WHAT THE TASK ASKS ▸
Make an exact copy of all the data.

RECORD EXTRACTS ▸
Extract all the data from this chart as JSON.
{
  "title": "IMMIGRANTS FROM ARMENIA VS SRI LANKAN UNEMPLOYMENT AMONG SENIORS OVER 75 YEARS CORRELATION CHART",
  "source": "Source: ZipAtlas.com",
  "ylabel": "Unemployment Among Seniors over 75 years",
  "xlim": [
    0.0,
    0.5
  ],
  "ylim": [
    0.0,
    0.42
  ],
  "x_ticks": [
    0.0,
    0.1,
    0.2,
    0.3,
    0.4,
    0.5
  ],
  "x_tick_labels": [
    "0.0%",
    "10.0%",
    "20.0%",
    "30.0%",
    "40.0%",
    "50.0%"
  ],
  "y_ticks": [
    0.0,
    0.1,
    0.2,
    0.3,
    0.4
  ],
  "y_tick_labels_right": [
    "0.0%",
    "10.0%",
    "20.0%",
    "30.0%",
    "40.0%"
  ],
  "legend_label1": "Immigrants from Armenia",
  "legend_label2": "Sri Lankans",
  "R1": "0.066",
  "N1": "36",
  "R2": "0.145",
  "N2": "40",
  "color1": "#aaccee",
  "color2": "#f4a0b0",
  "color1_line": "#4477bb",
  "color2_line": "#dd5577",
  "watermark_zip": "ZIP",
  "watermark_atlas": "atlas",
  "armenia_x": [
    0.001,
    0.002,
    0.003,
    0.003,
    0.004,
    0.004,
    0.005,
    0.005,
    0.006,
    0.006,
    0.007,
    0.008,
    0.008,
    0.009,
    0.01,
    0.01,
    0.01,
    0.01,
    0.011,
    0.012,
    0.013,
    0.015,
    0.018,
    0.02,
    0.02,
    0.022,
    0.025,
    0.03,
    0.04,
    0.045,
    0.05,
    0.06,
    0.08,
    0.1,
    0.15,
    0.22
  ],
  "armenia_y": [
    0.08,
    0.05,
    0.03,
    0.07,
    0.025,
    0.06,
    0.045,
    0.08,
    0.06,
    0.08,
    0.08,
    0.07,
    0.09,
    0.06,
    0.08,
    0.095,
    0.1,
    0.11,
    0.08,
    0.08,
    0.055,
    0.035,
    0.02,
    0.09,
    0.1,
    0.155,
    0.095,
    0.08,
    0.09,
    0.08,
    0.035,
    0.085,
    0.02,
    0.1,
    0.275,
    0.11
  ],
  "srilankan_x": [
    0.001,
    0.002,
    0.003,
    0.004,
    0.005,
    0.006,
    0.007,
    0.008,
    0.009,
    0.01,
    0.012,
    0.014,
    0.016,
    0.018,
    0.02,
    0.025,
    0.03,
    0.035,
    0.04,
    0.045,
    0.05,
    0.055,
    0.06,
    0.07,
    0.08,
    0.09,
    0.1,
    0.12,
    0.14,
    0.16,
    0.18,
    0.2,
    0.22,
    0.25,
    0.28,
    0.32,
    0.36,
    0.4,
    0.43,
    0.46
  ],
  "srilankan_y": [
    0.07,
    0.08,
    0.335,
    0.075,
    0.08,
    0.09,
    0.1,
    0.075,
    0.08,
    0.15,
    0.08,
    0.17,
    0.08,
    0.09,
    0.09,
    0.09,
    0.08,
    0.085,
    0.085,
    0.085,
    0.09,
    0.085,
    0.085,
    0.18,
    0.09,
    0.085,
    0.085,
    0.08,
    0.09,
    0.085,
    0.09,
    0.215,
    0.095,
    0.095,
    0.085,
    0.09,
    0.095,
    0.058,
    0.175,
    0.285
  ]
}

SOLUTION FOR THIS PROBLEM ▸
Extract all the data from this chart as JSON.
{
  "title": "IMMIGRANTS FROM ARMENIA VS SRI LANKAN UNEMPLOYMENT AMONG SENIORS OVER 75 YEARS CORRELATION CHART",
  "source": "Source: ZipAtlas.com",
  "ylabel": "Unemployment Among Seniors over 75 years",
  "xlim": [
    0.0,
    0.5
  ],
  "ylim": [
    0.0,
    0.42
  ],
  "x_ticks": [
    0.0,
    0.1,
    0.2,
    0.3,
    0.4,
    0.5
  ],
  "x_tick_labels": [
    "0.0%",
    "10.0%",
    "20.0%",
    "30.0%",
    "40.0%",
    "50.0%"
  ],
  "y_ticks": [
    0.0,
    0.1,
    0.2,
    0.3,
    0.4
  ],
  "y_tick_labels_right": [
    "0.0%",
    "10.0%",
    "20.0%",
    "30.0%",
    "40.0%"
  ],
  "legend_label1": "Immigrants from Armenia",
  "legend_label2": "Sri Lankans",
  "R1": "0.066",
  "N1": "36",
  "R2": "0.145",
  "N2": "40",
  "color1": "#aaccee",
  "color2": "#f4a0b0",
  "color1_line": "#4477bb",
  "color2_line": "#dd5577",
  "watermark_zip": "ZIP",
  "watermark_atlas": "atlas",
  "armenia_x": [
    0.001,
    0.002,
    0.003,
    0.003,
    0.004,
    0.004,
    0.005,
    0.005,
    0.006,
    0.006,
    0.007,
    0.008,
    0.008,
    0.009,
    0.01,
    0.01,
    0.01,
    0.01,
    0.011,
    0.012,
    0.013,
    0.015,
    0.018,
    0.02,
    0.02,
    0.022,
    0.025,
    0.03,
    0.04,
    0.045,
    0.05,
    0.06,
    0.08,
    0.1,
    0.15,
    0.22
  ],
  "armenia_y": [
    0.08,
    0.05,
    0.03,
    0.07,
    0.025,
    0.06,
    0.045,
    0.08,
    0.06,
    0.08,
    0.08,
    0.07,
    0.09,
    0.06,
    0.08,
    0.095,
    0.1,
    0.11,
    0.08,
    0.08,
    0.055,
    0.035,
    0.02,
    0.09,
    0.1,
    0.155,
    0.095,
    0.08,
    0.09,
    0.08,
    0.035,
    0.085,
    0.02,
    0.1,
    0.275,
    0.11
  ],
  "srilankan_x": [
    0.001,
    0.002,
    0.003,
    0.004,
    0.005,
    0.006,
    0.007,
    0.008,
    0.009,
    0.01,
    0.012,
    0.014,
    0.016,
    0.018,
    0.02,
    0.025,
    0.03,
    0.035,
    0.04,
    0.045,
    0.05,
    0.055,
    0.06,
    0.07,
    0.08,
    0.09,
    0.1,
    0.12,
    0.14,
    0.16,
    0.18,
    0.2,
    0.22,
    0.25,
    0.28,
    0.32,
    0.36,
    0.4,
    0.43,
    0.46
  ],
  "srilankan_y": [
    0.07,
    0.08,
    0.335,
    0.075,
    0.08,
    0.09,
    0.1,
    0.075,
    0.08,
    0.15,
    0.08,
    0.17,
    0.08,
    0.09,
    0.09,
    0.09,
    0.08,
    0.085,
    0.085,
    0.085,
    0.09,
    0.085,
    0.085,
    0.18,
    0.09,
    0.085,
    0.085,
    0.08,
    0.09,
    0.085,
    0.09,
    0.215,
    0.095,
    0.095,
    0.085,
    0.09,
    0.095,
    0.058,
    0.175,
    0.285
  ]
}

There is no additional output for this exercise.